TASK GOAL:
How many lines hold the string "this"? Reply with the number alone.

------------------------------------

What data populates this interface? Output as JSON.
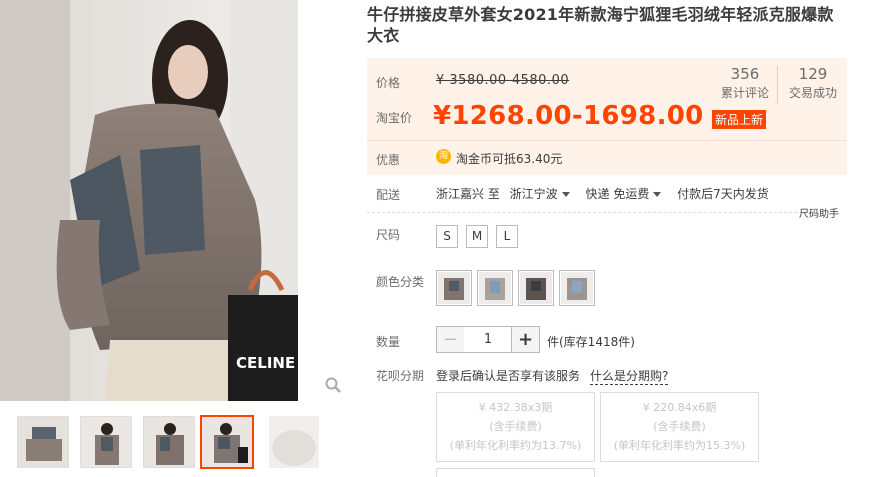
{
  "product": {
    "title": "牛仔拼接皮草外套女2021年新款海宁狐狸毛羽绒年轻派克服爆款大衣"
  },
  "price": {
    "label": "价格",
    "original": "¥ 3580.00-4580.00",
    "tb_label": "淘宝价",
    "current": "¥1268.00-1698.00",
    "badge": "新品上新"
  },
  "stats": {
    "reviews_count": "356",
    "reviews_label": "累计评论",
    "trades_count": "129",
    "trades_label": "交易成功"
  },
  "promo": {
    "label": "优惠",
    "coin_icon_text": "淘",
    "text": "淘金币可抵63.40元"
  },
  "shipping": {
    "label": "配送",
    "from": "浙江嘉兴 至",
    "to": "浙江宁波",
    "method": "快递 免运费",
    "dispatch": "付款后7天内发货"
  },
  "size": {
    "label": "尺码",
    "help": "尺码助手",
    "options": [
      "S",
      "M",
      "L"
    ]
  },
  "color": {
    "label": "颜色分类"
  },
  "quantity": {
    "label": "数量",
    "minus": "−",
    "value": "1",
    "plus": "+",
    "stock": "件(库存1418件)"
  },
  "huabei": {
    "label": "花呗分期",
    "note": "登录后确认是否享有该服务",
    "link": "什么是分期购?",
    "plans": [
      {
        "amount": "¥ 432.38x3期",
        "fee": "(含手续费)",
        "rate": "(单利年化利率约为13.7%)"
      },
      {
        "amount": "¥ 220.84x6期",
        "fee": "(含手续费)",
        "rate": "(单利年化利率约为15.3%)"
      }
    ]
  },
  "gallery": {
    "bag_text": "CELINE"
  },
  "colors": {
    "accent": "#ff4400",
    "price_bg": "#fff2e8",
    "coin": "#ffb500"
  }
}
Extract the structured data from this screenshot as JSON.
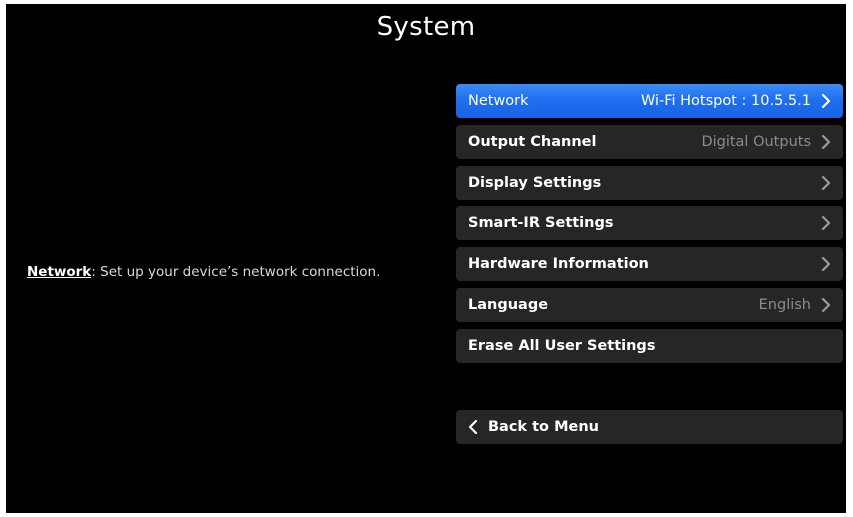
{
  "screen": {
    "title": "System",
    "background": "#000000"
  },
  "description": {
    "key": "Network",
    "text": ": Set up your device’s network connection."
  },
  "menu": {
    "selected_color": "#1f6ff0",
    "items": [
      {
        "label": "Network",
        "value": "Wi-Fi Hotspot : 10.5.5.1",
        "icon": "chevron-right-icon"
      },
      {
        "label": "Output Channel",
        "value": "Digital Outputs",
        "icon": "chevron-right-icon"
      },
      {
        "label": "Display Settings",
        "value": "",
        "icon": "chevron-right-icon"
      },
      {
        "label": "Smart-IR Settings",
        "value": "",
        "icon": "chevron-right-icon"
      },
      {
        "label": "Hardware Information",
        "value": "",
        "icon": "chevron-right-icon"
      },
      {
        "label": "Language",
        "value": "English",
        "icon": "chevron-right-icon"
      },
      {
        "label": "Erase All User Settings",
        "value": ""
      }
    ]
  },
  "back": {
    "label": "Back to Menu",
    "icon": "chevron-left-icon"
  }
}
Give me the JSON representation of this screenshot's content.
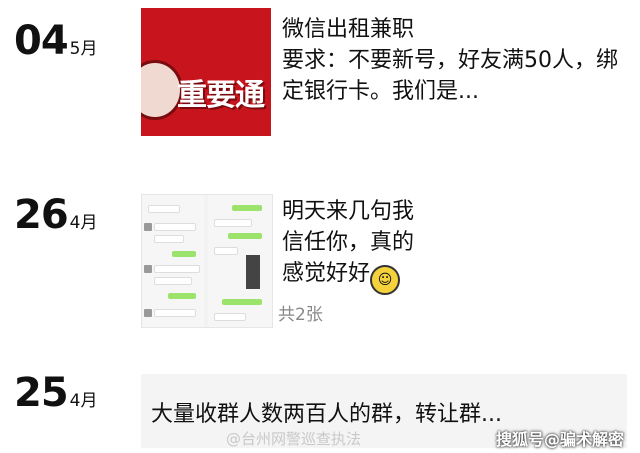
{
  "entries": [
    {
      "day": "04",
      "month": "5月",
      "thumb_type": "red-banner",
      "thumb_text": "重要通",
      "title": "微信出租兼职",
      "body": "要求：不要新号，好友满50人，绑定银行卡。我们是..."
    },
    {
      "day": "26",
      "month": "4月",
      "thumb_type": "chat-screenshot",
      "body": "明天来几句我信任你，真的感觉好好",
      "emoji": "grinning-face",
      "count": "共2张"
    },
    {
      "day": "25",
      "month": "4月",
      "body": "大量收群人数两百人的群，转让群..."
    }
  ],
  "watermarks": {
    "left": "@台州网警巡查执法",
    "right": "搜狐号@骗术解密"
  },
  "colors": {
    "red": "#c8141c",
    "gray_text": "#888888",
    "msg_bg": "#f4f4f4"
  }
}
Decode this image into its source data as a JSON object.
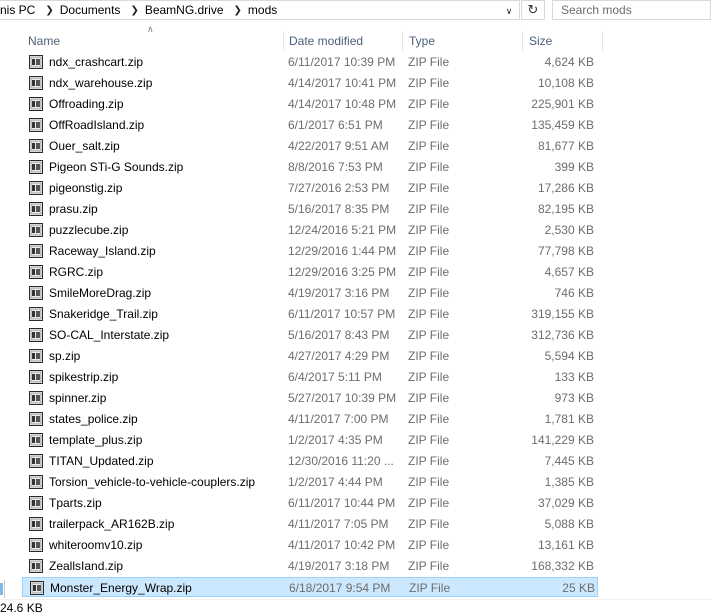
{
  "breadcrumbs": [
    "nis PC",
    "BeamNG.drive",
    "mods"
  ],
  "breadcrumb_documents": "Documents",
  "search": {
    "placeholder": "Search mods"
  },
  "columns": {
    "name": "Name",
    "date": "Date modified",
    "type": "Type",
    "size": "Size"
  },
  "status": {
    "size_text": "24.6 KB"
  },
  "colors": {
    "selected_bg": "#cce8ff",
    "selected_border": "#99d1ff",
    "header_text": "#4c607a"
  },
  "files": [
    {
      "name": "ndx_crashcart.zip",
      "date": "6/11/2017 10:39 PM",
      "type": "ZIP File",
      "size": "4,624 KB"
    },
    {
      "name": "ndx_warehouse.zip",
      "date": "4/14/2017 10:41 PM",
      "type": "ZIP File",
      "size": "10,108 KB"
    },
    {
      "name": "Offroading.zip",
      "date": "4/14/2017 10:48 PM",
      "type": "ZIP File",
      "size": "225,901 KB"
    },
    {
      "name": "OffRoadIsland.zip",
      "date": "6/1/2017 6:51 PM",
      "type": "ZIP File",
      "size": "135,459 KB"
    },
    {
      "name": "Ouer_salt.zip",
      "date": "4/22/2017 9:51 AM",
      "type": "ZIP File",
      "size": "81,677 KB"
    },
    {
      "name": "Pigeon STi-G Sounds.zip",
      "date": "8/8/2016 7:53 PM",
      "type": "ZIP File",
      "size": "399 KB"
    },
    {
      "name": "pigeonstig.zip",
      "date": "7/27/2016 2:53 PM",
      "type": "ZIP File",
      "size": "17,286 KB"
    },
    {
      "name": "prasu.zip",
      "date": "5/16/2017 8:35 PM",
      "type": "ZIP File",
      "size": "82,195 KB"
    },
    {
      "name": "puzzlecube.zip",
      "date": "12/24/2016 5:21 PM",
      "type": "ZIP File",
      "size": "2,530 KB"
    },
    {
      "name": "Raceway_Island.zip",
      "date": "12/29/2016 1:44 PM",
      "type": "ZIP File",
      "size": "77,798 KB"
    },
    {
      "name": "RGRC.zip",
      "date": "12/29/2016 3:25 PM",
      "type": "ZIP File",
      "size": "4,657 KB"
    },
    {
      "name": "SmileMoreDrag.zip",
      "date": "4/19/2017 3:16 PM",
      "type": "ZIP File",
      "size": "746 KB"
    },
    {
      "name": "Snakeridge_Trail.zip",
      "date": "6/11/2017 10:57 PM",
      "type": "ZIP File",
      "size": "319,155 KB"
    },
    {
      "name": "SO-CAL_Interstate.zip",
      "date": "5/16/2017 8:43 PM",
      "type": "ZIP File",
      "size": "312,736 KB"
    },
    {
      "name": "sp.zip",
      "date": "4/27/2017 4:29 PM",
      "type": "ZIP File",
      "size": "5,594 KB"
    },
    {
      "name": "spikestrip.zip",
      "date": "6/4/2017 5:11 PM",
      "type": "ZIP File",
      "size": "133 KB"
    },
    {
      "name": "spinner.zip",
      "date": "5/27/2017 10:39 PM",
      "type": "ZIP File",
      "size": "973 KB"
    },
    {
      "name": "states_police.zip",
      "date": "4/11/2017 7:00 PM",
      "type": "ZIP File",
      "size": "1,781 KB"
    },
    {
      "name": "template_plus.zip",
      "date": "1/2/2017 4:35 PM",
      "type": "ZIP File",
      "size": "141,229 KB"
    },
    {
      "name": "TITAN_Updated.zip",
      "date": "12/30/2016 11:20 ...",
      "type": "ZIP File",
      "size": "7,445 KB"
    },
    {
      "name": "Torsion_vehicle-to-vehicle-couplers.zip",
      "date": "1/2/2017 4:44 PM",
      "type": "ZIP File",
      "size": "1,385 KB"
    },
    {
      "name": "Tparts.zip",
      "date": "6/11/2017 10:44 PM",
      "type": "ZIP File",
      "size": "37,029 KB"
    },
    {
      "name": "trailerpack_AR162B.zip",
      "date": "4/11/2017 7:05 PM",
      "type": "ZIP File",
      "size": "5,088 KB"
    },
    {
      "name": "whiteroomv10.zip",
      "date": "4/11/2017 10:42 PM",
      "type": "ZIP File",
      "size": "13,161 KB"
    },
    {
      "name": "ZeallsIand.zip",
      "date": "4/19/2017 3:18 PM",
      "type": "ZIP File",
      "size": "168,332 KB"
    },
    {
      "name": "Monster_Energy_Wrap.zip",
      "date": "6/18/2017 9:54 PM",
      "type": "ZIP File",
      "size": "25 KB",
      "selected": true
    }
  ]
}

------------------------------------

FULL OUTPUT:
4